___ Task input

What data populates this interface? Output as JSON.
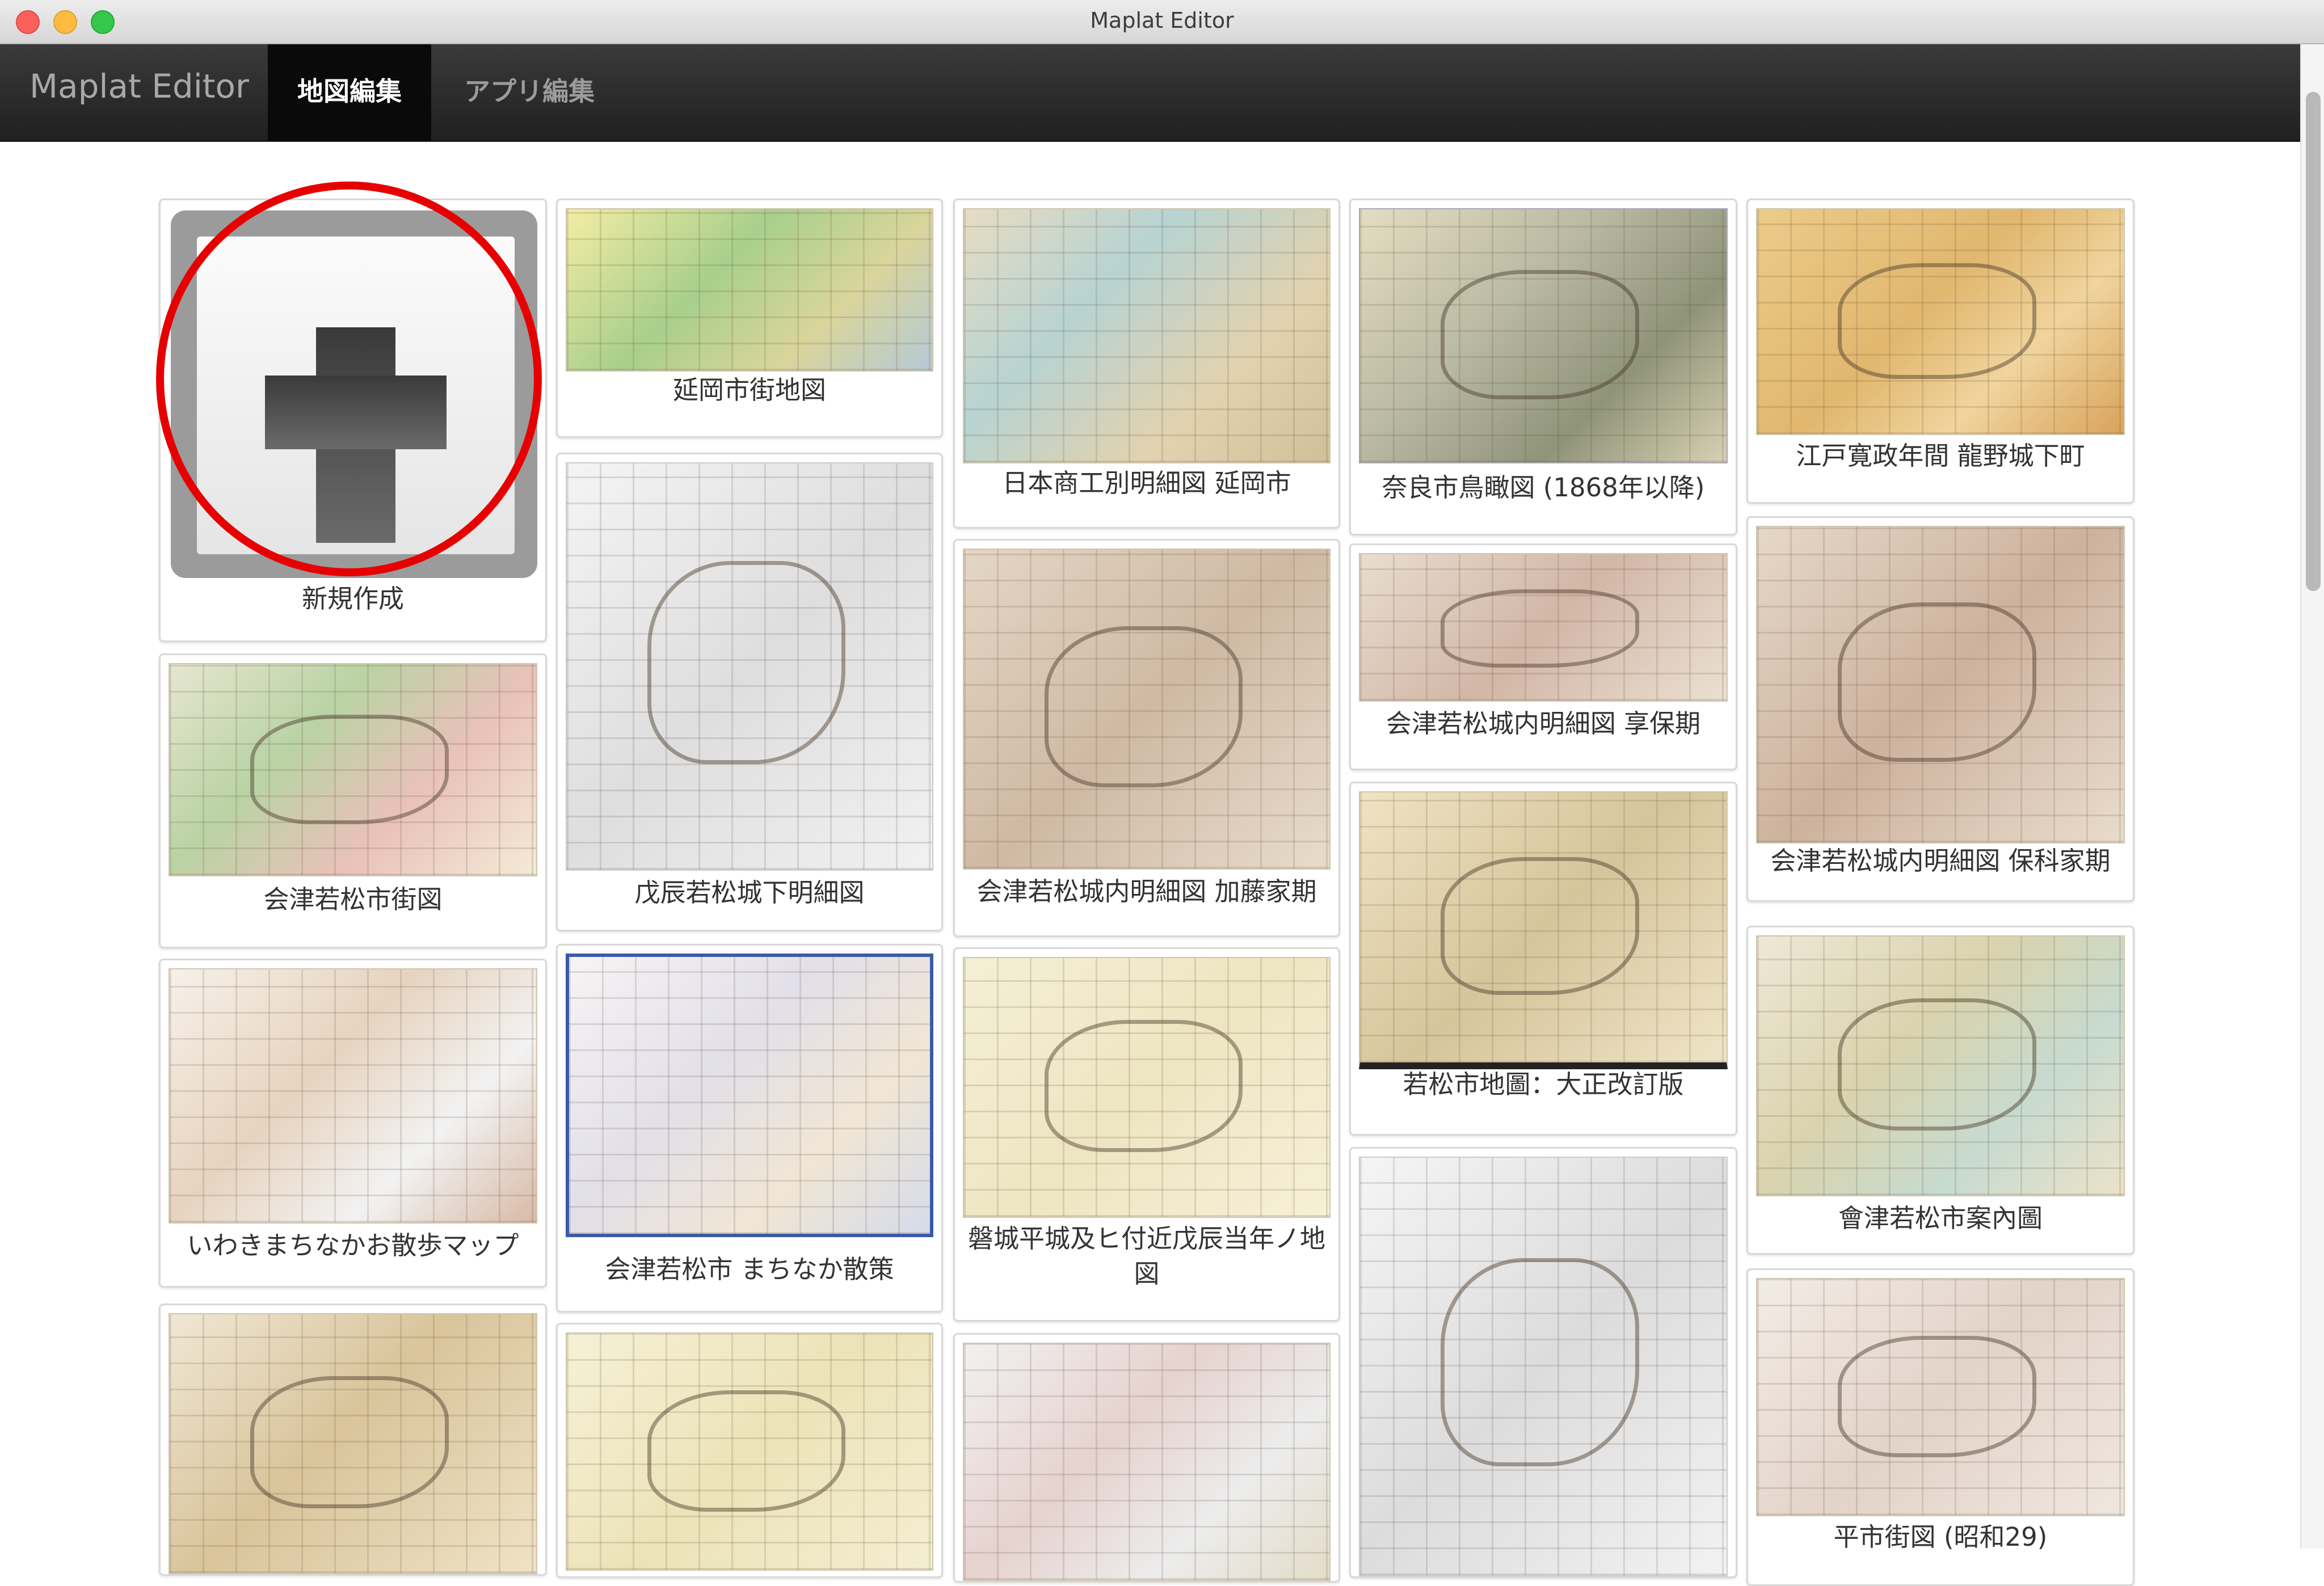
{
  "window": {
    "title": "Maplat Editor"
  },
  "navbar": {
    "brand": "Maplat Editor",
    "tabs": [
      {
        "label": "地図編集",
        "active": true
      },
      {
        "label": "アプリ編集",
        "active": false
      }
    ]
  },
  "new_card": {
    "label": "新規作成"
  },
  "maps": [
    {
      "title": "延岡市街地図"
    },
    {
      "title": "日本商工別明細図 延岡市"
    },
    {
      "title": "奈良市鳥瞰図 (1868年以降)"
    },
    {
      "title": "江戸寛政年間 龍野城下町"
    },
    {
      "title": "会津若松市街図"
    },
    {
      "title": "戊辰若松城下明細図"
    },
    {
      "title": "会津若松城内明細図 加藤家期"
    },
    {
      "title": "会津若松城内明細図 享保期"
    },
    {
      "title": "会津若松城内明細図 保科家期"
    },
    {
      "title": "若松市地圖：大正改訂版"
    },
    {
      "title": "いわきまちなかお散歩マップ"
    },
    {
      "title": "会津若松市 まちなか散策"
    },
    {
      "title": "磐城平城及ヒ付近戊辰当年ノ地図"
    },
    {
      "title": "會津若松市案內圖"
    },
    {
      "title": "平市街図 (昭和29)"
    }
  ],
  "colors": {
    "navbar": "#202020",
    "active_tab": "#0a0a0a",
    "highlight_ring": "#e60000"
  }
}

______
___ Task input

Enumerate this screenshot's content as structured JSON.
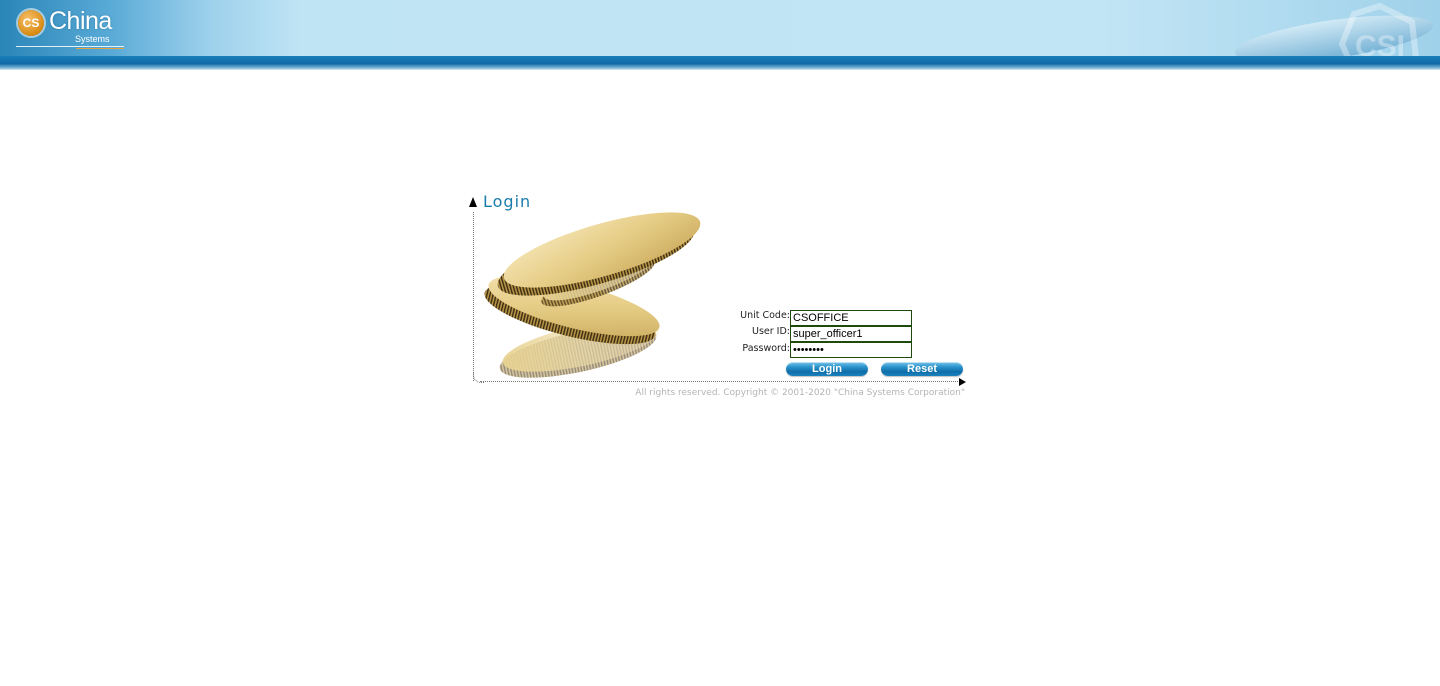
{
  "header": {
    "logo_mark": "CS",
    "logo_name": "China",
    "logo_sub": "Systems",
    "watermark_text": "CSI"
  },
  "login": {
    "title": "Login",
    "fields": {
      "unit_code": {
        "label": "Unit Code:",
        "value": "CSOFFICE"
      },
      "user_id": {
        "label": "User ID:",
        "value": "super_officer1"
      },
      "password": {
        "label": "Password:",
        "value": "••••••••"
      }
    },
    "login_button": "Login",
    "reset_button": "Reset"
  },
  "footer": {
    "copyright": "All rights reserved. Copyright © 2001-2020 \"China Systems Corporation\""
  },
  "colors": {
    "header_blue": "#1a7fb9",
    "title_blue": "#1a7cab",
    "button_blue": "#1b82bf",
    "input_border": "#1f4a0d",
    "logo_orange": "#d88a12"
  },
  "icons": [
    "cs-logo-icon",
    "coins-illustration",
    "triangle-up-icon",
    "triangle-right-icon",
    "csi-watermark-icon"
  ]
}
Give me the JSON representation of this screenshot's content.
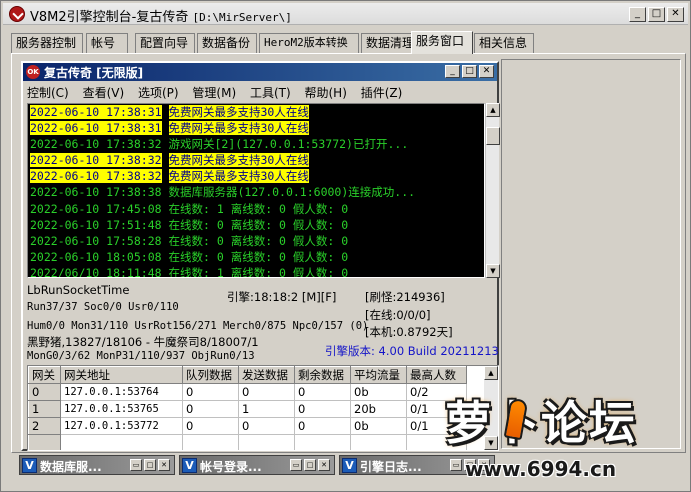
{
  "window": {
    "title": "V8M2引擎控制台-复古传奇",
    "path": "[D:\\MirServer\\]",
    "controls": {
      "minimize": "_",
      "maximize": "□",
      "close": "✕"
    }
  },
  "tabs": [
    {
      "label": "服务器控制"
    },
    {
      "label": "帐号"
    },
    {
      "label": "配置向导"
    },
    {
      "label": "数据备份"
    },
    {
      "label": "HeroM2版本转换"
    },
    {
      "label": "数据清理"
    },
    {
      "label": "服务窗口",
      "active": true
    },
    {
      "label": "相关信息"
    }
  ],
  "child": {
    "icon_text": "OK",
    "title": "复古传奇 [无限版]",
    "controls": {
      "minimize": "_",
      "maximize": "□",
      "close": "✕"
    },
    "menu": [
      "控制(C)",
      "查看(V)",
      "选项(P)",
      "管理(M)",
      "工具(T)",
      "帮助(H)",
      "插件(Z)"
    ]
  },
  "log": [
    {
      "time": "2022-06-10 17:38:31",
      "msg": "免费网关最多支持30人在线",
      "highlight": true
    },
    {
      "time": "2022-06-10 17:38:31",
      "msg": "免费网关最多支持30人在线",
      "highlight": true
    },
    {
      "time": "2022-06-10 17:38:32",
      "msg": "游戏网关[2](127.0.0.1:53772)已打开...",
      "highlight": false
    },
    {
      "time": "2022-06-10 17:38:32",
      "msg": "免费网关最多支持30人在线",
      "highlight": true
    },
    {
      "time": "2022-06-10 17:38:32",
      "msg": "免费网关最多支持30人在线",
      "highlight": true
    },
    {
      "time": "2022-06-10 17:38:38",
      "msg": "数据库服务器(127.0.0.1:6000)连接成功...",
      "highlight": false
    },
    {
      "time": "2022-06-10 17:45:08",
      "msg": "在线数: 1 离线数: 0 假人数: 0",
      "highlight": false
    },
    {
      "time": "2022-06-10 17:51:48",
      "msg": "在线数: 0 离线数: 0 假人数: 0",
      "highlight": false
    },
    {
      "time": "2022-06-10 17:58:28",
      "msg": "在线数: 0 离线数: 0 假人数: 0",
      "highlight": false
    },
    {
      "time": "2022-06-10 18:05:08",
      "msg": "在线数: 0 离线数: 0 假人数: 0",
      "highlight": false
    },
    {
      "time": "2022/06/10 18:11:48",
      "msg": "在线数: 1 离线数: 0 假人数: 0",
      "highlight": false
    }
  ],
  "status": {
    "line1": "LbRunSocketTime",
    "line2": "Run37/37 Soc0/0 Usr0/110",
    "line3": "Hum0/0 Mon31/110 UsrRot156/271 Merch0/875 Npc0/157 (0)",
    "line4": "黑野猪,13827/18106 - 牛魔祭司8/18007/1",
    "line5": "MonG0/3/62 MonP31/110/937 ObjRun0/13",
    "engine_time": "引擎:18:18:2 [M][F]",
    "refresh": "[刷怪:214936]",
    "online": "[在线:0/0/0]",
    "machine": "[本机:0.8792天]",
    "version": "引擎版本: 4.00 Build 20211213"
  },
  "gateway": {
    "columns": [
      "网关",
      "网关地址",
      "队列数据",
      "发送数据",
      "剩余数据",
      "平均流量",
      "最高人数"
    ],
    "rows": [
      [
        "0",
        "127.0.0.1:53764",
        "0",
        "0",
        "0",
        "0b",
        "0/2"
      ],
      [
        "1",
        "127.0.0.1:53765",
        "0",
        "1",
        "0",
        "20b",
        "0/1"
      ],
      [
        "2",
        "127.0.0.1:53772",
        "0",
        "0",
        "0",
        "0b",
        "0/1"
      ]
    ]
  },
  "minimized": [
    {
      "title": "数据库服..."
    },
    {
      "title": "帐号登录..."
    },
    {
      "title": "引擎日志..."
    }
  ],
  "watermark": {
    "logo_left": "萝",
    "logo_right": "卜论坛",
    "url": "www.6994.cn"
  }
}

______

> [Task requirements]: Each line holding the word "Editor" counts once; report the total and nothing else.

> [Result of the task]: 2